**** Data records
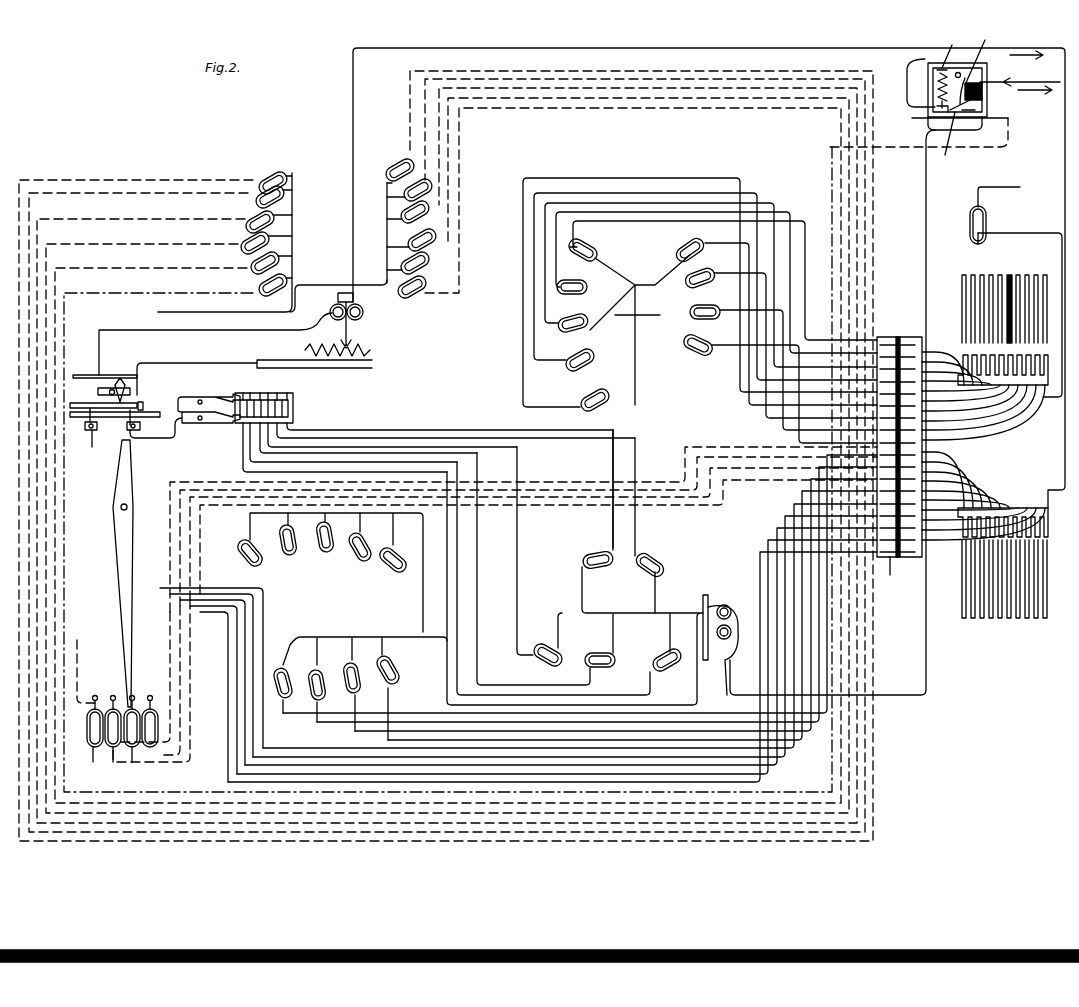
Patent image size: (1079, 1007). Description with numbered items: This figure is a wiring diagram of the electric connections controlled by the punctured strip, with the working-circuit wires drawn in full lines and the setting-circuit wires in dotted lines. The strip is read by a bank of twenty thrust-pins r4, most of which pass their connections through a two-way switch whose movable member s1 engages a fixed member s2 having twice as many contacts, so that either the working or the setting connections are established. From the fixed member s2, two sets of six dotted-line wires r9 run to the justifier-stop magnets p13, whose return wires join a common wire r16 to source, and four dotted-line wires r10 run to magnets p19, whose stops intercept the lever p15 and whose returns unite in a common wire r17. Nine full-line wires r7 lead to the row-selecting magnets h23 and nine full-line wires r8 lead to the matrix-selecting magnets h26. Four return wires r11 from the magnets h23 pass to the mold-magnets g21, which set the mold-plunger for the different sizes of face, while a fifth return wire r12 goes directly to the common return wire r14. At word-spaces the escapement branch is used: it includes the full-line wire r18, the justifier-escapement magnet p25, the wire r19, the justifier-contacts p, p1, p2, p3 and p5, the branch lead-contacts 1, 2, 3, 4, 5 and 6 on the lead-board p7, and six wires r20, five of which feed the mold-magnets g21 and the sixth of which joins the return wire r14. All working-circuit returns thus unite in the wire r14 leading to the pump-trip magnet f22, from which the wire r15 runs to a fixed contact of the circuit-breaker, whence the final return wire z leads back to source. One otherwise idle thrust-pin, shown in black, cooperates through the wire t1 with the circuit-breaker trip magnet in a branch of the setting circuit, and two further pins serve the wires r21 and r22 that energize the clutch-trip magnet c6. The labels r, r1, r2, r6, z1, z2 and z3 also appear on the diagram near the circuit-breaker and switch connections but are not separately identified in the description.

The full-line wire r18 is at (660, 54).
The final return-wire z is at (925, 60).
The relay contact z3 is at (1020, 70).
The relay armature z2 is at (985, 95).
The relay conductor z1 is at (1010, 108).
The conductor r is at (910, 118).
The conductor r1 is at (947, 141).
The conductor r2 is at (968, 54).
The return-wire r15 is at (928, 205).
The trip-clutch wire r22 is at (1020, 185).
The trip-magnet c6 is at (970, 233).
The trip-clutch wire r21 is at (1062, 252).
The thrust-pins r4 is at (998, 305).
The conductors to comb r6 is at (980, 505).
The movable member of two-way switch s1 is at (900, 335).
The fixed member of two-way switch s2 is at (891, 575).
The dotted-line wires r9 is at (450, 152).
The magnets p13 is at (280, 260).
The common wire r16 is at (170, 310).
The justifier-escapement magnet p25 is at (365, 315).
The wire r19 is at (258, 330).
The justifier-contact p is at (78, 373).
The justifier-contact p1 is at (122, 378).
The justifier-contact p2 is at (145, 402).
The justifier-contact p3 is at (142, 428).
The justifier-contact p5 is at (228, 395).
The branch lead-board p7 is at (295, 410).
The branch lead-contact 6 is at (242, 383).
The branch lead-contact 5 is at (251, 383).
The branch lead-contact 4 is at (260, 383).
The branch lead-contact 3 is at (269, 383).
The branch lead-contact 2 is at (278, 383).
The branch lead-contact 1 is at (287, 383).
The six wires r20 is at (370, 435).
The fifth return-wire r12 is at (478, 418).
The mold-magnets g21 is at (598, 655).
The return-wires r11 is at (630, 400).
The magnets h23 is at (585, 290).
The full-line wires r7 is at (770, 400).
The wire t1 is at (830, 215).
The dotted-line wires r10 is at (212, 618).
The magnets h26 is at (330, 548).
The full-line wires r8 is at (770, 565).
The common return-wire r14 is at (703, 598).
The pump-trip magnet f22 is at (735, 640).
The lever p15 is at (122, 590).
The common wire r17 is at (78, 663).
The magnets p19 is at (140, 722).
********
State how many lines of the records contain the string "fifth", counting only matches with the same case. Reply with the number alone.

[Task output]: 2